* _Instructions for the task_
Write out every record below exactly as it appears.
───── Source records ─────
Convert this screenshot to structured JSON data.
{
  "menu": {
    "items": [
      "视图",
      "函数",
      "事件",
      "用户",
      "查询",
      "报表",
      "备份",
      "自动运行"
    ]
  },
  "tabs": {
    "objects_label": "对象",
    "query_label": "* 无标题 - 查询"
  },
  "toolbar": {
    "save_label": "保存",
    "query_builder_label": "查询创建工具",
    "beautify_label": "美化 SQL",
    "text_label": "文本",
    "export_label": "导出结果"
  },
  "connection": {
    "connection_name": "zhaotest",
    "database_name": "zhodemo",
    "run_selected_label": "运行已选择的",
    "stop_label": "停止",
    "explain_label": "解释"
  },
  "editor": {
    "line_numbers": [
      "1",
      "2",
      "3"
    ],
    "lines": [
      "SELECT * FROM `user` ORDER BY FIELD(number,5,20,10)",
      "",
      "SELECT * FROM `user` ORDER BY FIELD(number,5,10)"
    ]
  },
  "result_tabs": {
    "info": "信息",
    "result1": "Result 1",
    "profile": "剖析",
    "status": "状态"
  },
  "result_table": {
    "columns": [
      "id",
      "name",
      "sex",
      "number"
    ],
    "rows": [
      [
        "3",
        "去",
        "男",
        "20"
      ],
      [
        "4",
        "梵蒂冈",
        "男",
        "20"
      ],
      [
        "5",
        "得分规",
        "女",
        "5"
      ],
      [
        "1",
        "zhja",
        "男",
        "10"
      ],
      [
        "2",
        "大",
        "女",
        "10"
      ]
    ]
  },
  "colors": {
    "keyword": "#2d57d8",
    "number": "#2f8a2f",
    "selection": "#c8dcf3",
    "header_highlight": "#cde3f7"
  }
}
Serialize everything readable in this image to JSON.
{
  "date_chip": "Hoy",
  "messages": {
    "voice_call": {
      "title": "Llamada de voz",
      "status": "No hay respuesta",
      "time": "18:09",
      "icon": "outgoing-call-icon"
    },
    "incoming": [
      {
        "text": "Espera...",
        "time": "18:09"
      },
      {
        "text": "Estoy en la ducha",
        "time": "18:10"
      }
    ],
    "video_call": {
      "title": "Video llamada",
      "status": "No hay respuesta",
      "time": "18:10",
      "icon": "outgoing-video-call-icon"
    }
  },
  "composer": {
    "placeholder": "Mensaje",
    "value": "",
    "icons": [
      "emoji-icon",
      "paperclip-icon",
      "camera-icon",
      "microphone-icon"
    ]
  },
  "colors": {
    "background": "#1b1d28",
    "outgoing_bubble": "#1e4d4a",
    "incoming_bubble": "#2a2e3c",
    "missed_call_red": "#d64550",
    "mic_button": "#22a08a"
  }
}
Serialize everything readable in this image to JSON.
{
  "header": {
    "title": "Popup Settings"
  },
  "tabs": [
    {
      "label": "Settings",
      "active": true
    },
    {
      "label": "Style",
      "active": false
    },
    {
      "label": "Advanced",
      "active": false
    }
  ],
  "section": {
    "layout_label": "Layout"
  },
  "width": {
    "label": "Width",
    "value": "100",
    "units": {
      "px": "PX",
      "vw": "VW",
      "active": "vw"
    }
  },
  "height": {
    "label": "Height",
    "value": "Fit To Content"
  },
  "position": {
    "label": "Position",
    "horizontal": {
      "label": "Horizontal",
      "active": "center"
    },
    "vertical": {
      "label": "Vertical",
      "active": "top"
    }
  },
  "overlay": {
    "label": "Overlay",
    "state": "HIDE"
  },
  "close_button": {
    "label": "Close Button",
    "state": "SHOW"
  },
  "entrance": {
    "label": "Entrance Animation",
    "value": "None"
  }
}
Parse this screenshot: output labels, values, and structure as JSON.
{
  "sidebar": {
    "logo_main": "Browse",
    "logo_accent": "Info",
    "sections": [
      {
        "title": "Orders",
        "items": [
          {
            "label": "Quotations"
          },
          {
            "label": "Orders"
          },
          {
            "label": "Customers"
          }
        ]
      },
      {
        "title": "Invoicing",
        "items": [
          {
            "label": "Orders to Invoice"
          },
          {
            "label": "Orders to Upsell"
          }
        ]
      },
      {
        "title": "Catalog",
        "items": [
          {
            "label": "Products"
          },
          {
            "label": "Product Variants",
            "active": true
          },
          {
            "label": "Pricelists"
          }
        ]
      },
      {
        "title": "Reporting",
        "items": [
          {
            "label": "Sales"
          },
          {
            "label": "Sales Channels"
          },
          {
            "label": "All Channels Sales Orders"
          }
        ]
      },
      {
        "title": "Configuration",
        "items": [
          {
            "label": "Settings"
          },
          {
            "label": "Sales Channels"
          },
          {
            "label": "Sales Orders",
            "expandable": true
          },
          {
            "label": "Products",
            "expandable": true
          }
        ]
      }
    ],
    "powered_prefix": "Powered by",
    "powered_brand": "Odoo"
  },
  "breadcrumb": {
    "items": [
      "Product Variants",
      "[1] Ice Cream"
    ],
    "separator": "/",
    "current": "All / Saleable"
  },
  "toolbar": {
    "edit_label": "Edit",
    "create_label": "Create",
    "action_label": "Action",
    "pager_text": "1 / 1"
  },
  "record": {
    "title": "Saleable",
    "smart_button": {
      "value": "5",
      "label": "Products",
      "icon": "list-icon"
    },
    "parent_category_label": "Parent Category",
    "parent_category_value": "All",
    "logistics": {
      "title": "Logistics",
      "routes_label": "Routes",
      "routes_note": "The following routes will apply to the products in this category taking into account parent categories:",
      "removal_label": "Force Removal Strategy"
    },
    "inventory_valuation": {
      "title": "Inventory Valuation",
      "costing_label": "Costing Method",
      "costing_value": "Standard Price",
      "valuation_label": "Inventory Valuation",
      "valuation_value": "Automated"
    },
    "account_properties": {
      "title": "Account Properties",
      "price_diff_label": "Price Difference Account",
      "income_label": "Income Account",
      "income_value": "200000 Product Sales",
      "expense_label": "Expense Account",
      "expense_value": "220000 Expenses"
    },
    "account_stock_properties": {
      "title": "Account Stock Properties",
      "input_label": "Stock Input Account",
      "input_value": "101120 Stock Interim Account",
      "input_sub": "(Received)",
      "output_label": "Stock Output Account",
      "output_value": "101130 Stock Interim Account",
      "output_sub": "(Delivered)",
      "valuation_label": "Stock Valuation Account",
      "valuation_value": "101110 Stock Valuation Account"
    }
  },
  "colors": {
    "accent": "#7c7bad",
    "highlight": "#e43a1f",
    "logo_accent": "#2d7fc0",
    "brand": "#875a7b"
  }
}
─────
* _The answer_
Convert this screenshot to structured JSON data.
{
  "menu": {
    "items": [
      "视图",
      "函数",
      "事件",
      "用户",
      "查询",
      "报表",
      "备份",
      "自动运行"
    ]
  },
  "tabs": {
    "objects_label": "对象",
    "query_label": "* 无标题 - 查询"
  },
  "toolbar": {
    "save_label": "保存",
    "query_builder_label": "查询创建工具",
    "beautify_label": "美化 SQL",
    "text_label": "文本",
    "export_label": "导出结果"
  },
  "connection": {
    "connection_name": "zhaotest",
    "database_name": "zhodemo",
    "run_selected_label": "运行已选择的",
    "stop_label": "停止",
    "explain_label": "解释"
  },
  "editor": {
    "line_numbers": [
      "1",
      "2",
      "3"
    ],
    "lines": [
      "SELECT * FROM `user` ORDER BY FIELD(number,5,20,10)",
      "",
      "SELECT * FROM `user` ORDER BY FIELD(number,5,10)"
    ]
  },
  "result_tabs": {
    "info": "信息",
    "result1": "Result 1",
    "profile": "剖析",
    "status": "状态"
  },
  "result_table": {
    "columns": [
      "id",
      "name",
      "sex",
      "number"
    ],
    "rows": [
      [
        "3",
        "去",
        "男",
        "20"
      ],
      [
        "4",
        "梵蒂冈",
        "男",
        "20"
      ],
      [
        "5",
        "得分规",
        "女",
        "5"
      ],
      [
        "1",
        "zhja",
        "男",
        "10"
      ],
      [
        "2",
        "大",
        "女",
        "10"
      ]
    ]
  },
  "colors": {
    "keyword": "#2d57d8",
    "number": "#2f8a2f",
    "selection": "#c8dcf3",
    "header_highlight": "#cde3f7"
  }
}
Serialize everything readable in this image to JSON.
{
  "date_chip": "Hoy",
  "messages": {
    "voice_call": {
      "title": "Llamada de voz",
      "status": "No hay respuesta",
      "time": "18:09",
      "icon": "outgoing-call-icon"
    },
    "incoming": [
      {
        "text": "Espera...",
        "time": "18:09"
      },
      {
        "text": "Estoy en la ducha",
        "time": "18:10"
      }
    ],
    "video_call": {
      "title": "Video llamada",
      "status": "No hay respuesta",
      "time": "18:10",
      "icon": "outgoing-video-call-icon"
    }
  },
  "composer": {
    "placeholder": "Mensaje",
    "value": "",
    "icons": [
      "emoji-icon",
      "paperclip-icon",
      "camera-icon",
      "microphone-icon"
    ]
  },
  "colors": {
    "background": "#1b1d28",
    "outgoing_bubble": "#1e4d4a",
    "incoming_bubble": "#2a2e3c",
    "missed_call_red": "#d64550",
    "mic_button": "#22a08a"
  }
}
Serialize everything readable in this image to JSON.
{
  "header": {
    "title": "Popup Settings"
  },
  "tabs": [
    {
      "label": "Settings",
      "active": true
    },
    {
      "label": "Style",
      "active": false
    },
    {
      "label": "Advanced",
      "active": false
    }
  ],
  "section": {
    "layout_label": "Layout"
  },
  "width": {
    "label": "Width",
    "value": "100",
    "units": {
      "px": "PX",
      "vw": "VW",
      "active": "vw"
    }
  },
  "height": {
    "label": "Height",
    "value": "Fit To Content"
  },
  "position": {
    "label": "Position",
    "horizontal": {
      "label": "Horizontal",
      "active": "center"
    },
    "vertical": {
      "label": "Vertical",
      "active": "top"
    }
  },
  "overlay": {
    "label": "Overlay",
    "state": "HIDE"
  },
  "close_button": {
    "label": "Close Button",
    "state": "SHOW"
  },
  "entrance": {
    "label": "Entrance Animation",
    "value": "None"
  }
}
Parse this screenshot: output labels, values, and structure as JSON.
{
  "sidebar": {
    "logo_main": "Browse",
    "logo_accent": "Info",
    "sections": [
      {
        "title": "Orders",
        "items": [
          {
            "label": "Quotations"
          },
          {
            "label": "Orders"
          },
          {
            "label": "Customers"
          }
        ]
      },
      {
        "title": "Invoicing",
        "items": [
          {
            "label": "Orders to Invoice"
          },
          {
            "label": "Orders to Upsell"
          }
        ]
      },
      {
        "title": "Catalog",
        "items": [
          {
            "label": "Products"
          },
          {
            "label": "Product Variants",
            "active": true
          },
          {
            "label": "Pricelists"
          }
        ]
      },
      {
        "title": "Reporting",
        "items": [
          {
            "label": "Sales"
          },
          {
            "label": "Sales Channels"
          },
          {
            "label": "All Channels Sales Orders"
          }
        ]
      },
      {
        "title": "Configuration",
        "items": [
          {
            "label": "Settings"
          },
          {
            "label": "Sales Channels"
          },
          {
            "label": "Sales Orders",
            "expandable": true
          },
          {
            "label": "Products",
            "expandable": true
          }
        ]
      }
    ],
    "powered_prefix": "Powered by",
    "powered_brand": "Odoo"
  },
  "breadcrumb": {
    "items": [
      "Product Variants",
      "[1] Ice Cream"
    ],
    "separator": "/",
    "current": "All / Saleable"
  },
  "toolbar": {
    "edit_label": "Edit",
    "create_label": "Create",
    "action_label": "Action",
    "pager_text": "1 / 1"
  },
  "record": {
    "title": "Saleable",
    "smart_button": {
      "value": "5",
      "label": "Products",
      "icon": "list-icon"
    },
    "parent_category_label": "Parent Category",
    "parent_category_value": "All",
    "logistics": {
      "title": "Logistics",
      "routes_label": "Routes",
      "routes_note": "The following routes will apply to the products in this category taking into account parent categories:",
      "removal_label": "Force Removal Strategy"
    },
    "inventory_valuation": {
      "title": "Inventory Valuation",
      "costing_label": "Costing Method",
      "costing_value": "Standard Price",
      "valuation_label": "Inventory Valuation",
      "valuation_value": "Automated"
    },
    "account_properties": {
      "title": "Account Properties",
      "price_diff_label": "Price Difference Account",
      "income_label": "Income Account",
      "income_value": "200000 Product Sales",
      "expense_label": "Expense Account",
      "expense_value": "220000 Expenses"
    },
    "account_stock_properties": {
      "title": "Account Stock Properties",
      "input_label": "Stock Input Account",
      "input_value": "101120 Stock Interim Account",
      "input_sub": "(Received)",
      "output_label": "Stock Output Account",
      "output_value": "101130 Stock Interim Account",
      "output_sub": "(Delivered)",
      "valuation_label": "Stock Valuation Account",
      "valuation_value": "101110 Stock Valuation Account"
    }
  },
  "colors": {
    "accent": "#7c7bad",
    "highlight": "#e43a1f",
    "logo_accent": "#2d7fc0",
    "brand": "#875a7b"
  }
}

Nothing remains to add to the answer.